What you are asked to do:
Copy out each line containing "AIID" from the entries below.

Available data:
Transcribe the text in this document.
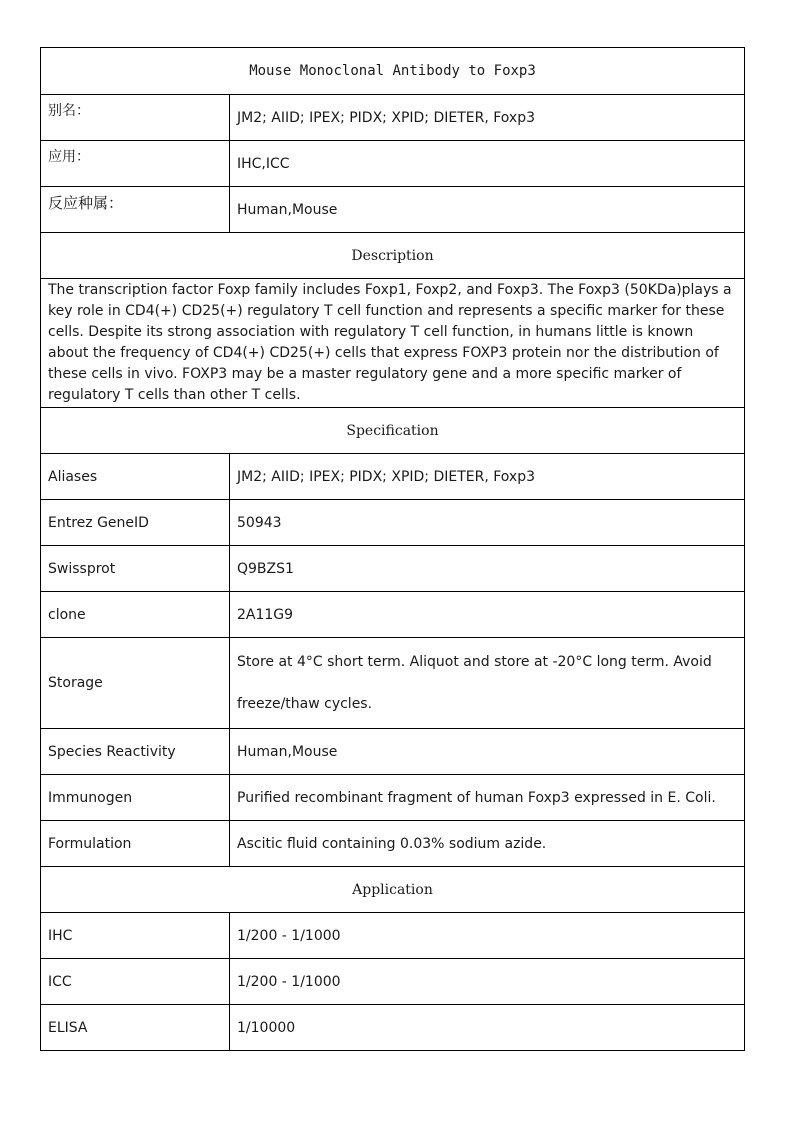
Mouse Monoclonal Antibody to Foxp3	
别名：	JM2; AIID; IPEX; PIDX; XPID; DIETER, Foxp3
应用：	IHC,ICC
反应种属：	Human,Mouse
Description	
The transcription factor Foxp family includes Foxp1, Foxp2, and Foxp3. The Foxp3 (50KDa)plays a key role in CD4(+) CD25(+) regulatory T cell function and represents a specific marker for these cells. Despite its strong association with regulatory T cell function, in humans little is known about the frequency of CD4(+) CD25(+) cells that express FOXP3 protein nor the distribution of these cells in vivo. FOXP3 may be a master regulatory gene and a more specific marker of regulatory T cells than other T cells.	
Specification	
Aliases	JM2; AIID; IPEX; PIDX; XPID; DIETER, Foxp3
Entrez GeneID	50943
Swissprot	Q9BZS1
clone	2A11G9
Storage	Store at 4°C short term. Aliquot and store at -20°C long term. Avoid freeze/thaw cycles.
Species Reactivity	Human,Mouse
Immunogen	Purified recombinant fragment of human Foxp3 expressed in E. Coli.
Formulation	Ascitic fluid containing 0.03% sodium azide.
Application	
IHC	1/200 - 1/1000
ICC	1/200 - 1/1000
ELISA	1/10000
---
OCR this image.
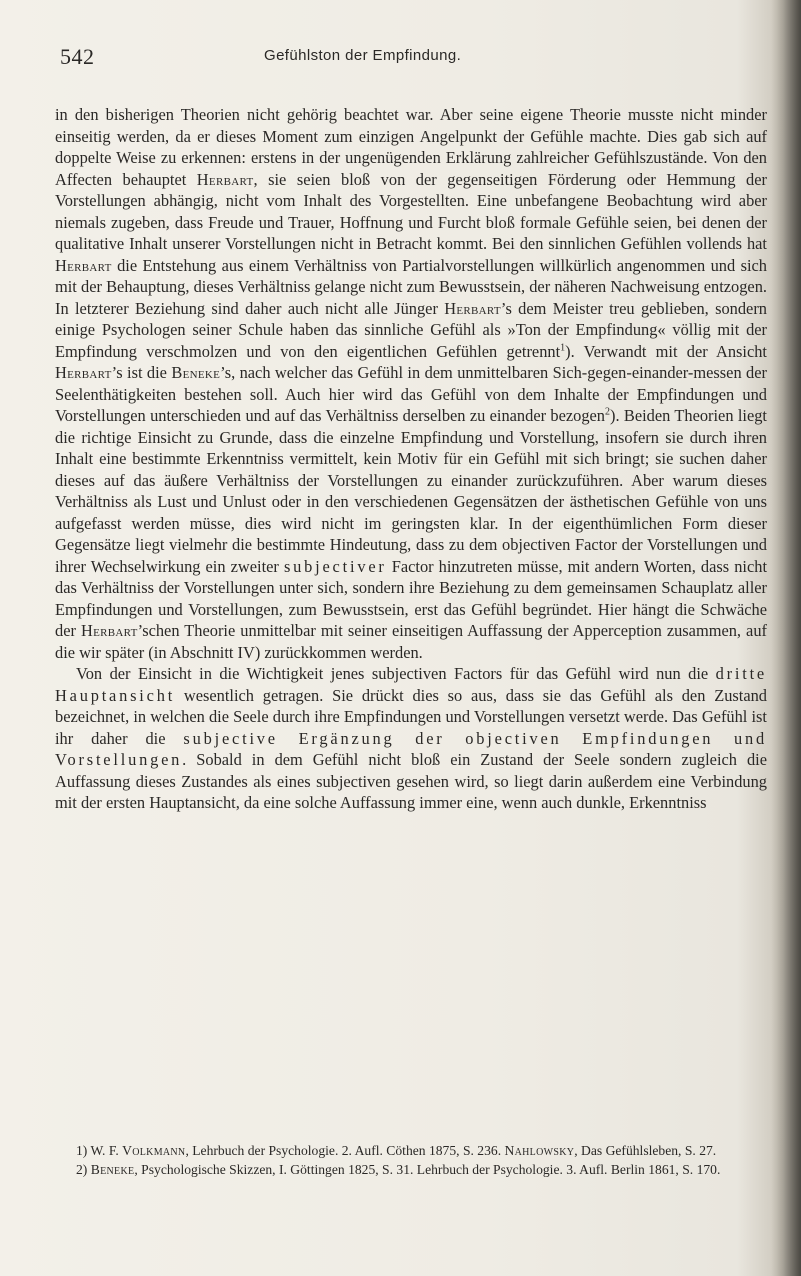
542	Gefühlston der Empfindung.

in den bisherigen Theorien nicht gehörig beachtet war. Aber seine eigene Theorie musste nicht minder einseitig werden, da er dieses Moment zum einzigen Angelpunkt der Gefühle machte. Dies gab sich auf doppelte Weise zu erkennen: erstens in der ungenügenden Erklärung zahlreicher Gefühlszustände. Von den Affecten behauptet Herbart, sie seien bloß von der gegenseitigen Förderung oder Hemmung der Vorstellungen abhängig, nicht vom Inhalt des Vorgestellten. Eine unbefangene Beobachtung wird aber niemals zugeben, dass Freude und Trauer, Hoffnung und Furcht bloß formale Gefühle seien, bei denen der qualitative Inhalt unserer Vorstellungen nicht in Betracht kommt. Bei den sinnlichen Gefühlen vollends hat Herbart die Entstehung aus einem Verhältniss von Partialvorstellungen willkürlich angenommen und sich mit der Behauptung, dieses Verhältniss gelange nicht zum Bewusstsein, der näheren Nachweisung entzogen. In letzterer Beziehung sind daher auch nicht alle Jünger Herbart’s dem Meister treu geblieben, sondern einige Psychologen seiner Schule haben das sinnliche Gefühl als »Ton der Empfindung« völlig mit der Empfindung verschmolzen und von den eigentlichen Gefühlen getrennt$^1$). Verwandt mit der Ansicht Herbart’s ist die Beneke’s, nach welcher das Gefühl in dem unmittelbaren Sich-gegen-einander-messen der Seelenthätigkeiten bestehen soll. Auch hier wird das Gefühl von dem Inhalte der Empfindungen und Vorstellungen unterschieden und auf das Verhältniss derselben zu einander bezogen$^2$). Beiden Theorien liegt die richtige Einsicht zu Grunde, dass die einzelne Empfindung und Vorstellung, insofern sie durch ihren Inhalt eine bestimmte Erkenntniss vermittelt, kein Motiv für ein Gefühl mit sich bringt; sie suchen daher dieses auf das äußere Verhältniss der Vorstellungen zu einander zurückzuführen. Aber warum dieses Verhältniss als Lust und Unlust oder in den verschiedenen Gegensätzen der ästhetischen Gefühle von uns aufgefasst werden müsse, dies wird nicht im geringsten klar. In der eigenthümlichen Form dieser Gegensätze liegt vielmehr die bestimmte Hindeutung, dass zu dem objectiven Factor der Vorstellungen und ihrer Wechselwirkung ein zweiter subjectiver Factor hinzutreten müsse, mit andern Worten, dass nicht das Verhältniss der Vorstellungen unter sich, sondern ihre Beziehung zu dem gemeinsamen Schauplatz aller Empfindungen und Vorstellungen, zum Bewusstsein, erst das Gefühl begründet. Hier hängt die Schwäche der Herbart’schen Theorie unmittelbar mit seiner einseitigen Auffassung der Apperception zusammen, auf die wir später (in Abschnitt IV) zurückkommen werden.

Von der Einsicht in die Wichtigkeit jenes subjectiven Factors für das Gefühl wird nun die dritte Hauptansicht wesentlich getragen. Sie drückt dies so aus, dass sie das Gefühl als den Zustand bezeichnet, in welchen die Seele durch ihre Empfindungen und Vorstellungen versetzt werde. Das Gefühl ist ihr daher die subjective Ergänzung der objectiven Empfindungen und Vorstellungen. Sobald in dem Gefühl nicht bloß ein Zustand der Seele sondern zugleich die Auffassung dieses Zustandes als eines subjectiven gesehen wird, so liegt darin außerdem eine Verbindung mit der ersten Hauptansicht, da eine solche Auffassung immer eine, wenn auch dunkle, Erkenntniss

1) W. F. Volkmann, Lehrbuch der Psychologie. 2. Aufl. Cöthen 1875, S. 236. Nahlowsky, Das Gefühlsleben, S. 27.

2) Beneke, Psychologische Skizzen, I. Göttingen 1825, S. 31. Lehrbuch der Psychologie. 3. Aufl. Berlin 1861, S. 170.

Answer space:
别名：	JM2; AIID; IPEX; PIDX; XPID; DIETER, Foxp3
Aliases	JM2; AIID; IPEX; PIDX; XPID; DIETER, Foxp3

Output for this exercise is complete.